■ GIVEN INSTRUCTION
Using the material below, copy every line where "Service" appears.
------ EXERCISE MATERIAL ------
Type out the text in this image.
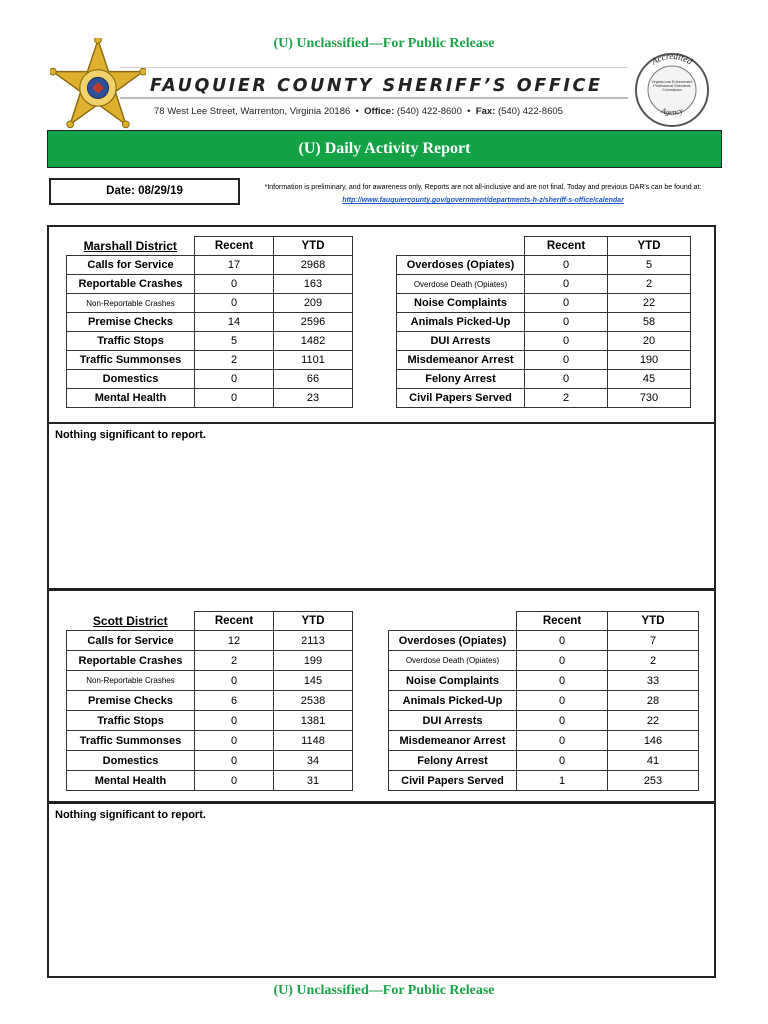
(U) Unclassified—For Public Release
FAUQUIER COUNTY SHERIFF’S OFFICE
78 West Lee Street, Warrenton, Virginia 20186  •  Office: (540) 422-8600  •  Fax: (540) 422-8605
Accredited
Agency
Virginia Law Enforcement Professional Standards Commission
(U) Daily Activity Report
Date: 08/29/19	*Information is preliminary, and for awareness only. Reports are not all-inclusive and are not final. Today and previous DAR's can be found at: http://www.fauquiercounty.gov/government/departments-h-z/sheriff-s-office/calendar
Marshall District	Recent	YTD
Calls for Service	17	2968
Reportable Crashes	0	163
Non-Reportable Crashes	0	209
Premise Checks	14	2596
Traffic Stops	5	1482
Traffic Summonses	2	1101
Domestics	0	66
Mental Health	0	23
	Recent	YTD
Overdoses (Opiates)	0	5
Overdose Death (Opiates)	0	2
Noise Complaints	0	22
Animals Picked-Up	0	58
DUI Arrests	0	20
Misdemeanor Arrest	0	190
Felony Arrest	0	45
Civil Papers Served	2	730
Nothing significant to report.
Scott District	Recent	YTD
Calls for Service	12	2113
Reportable Crashes	2	199
Non-Reportable Crashes	0	145
Premise Checks	6	2538
Traffic Stops	0	1381
Traffic Summonses	0	1148
Domestics	0	34
Mental Health	0	31
	Recent	YTD
Overdoses (Opiates)	0	7
Overdose Death (Opiates)	0	2
Noise Complaints	0	33
Animals Picked-Up	0	28
DUI Arrests	0	22
Misdemeanor Arrest	0	146
Felony Arrest	0	41
Civil Papers Served	1	253
Nothing significant to report.
(U) Unclassified—For Public Release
------
■ SOLUTION
Calls for Service	17	2968
Calls for Service	12	2113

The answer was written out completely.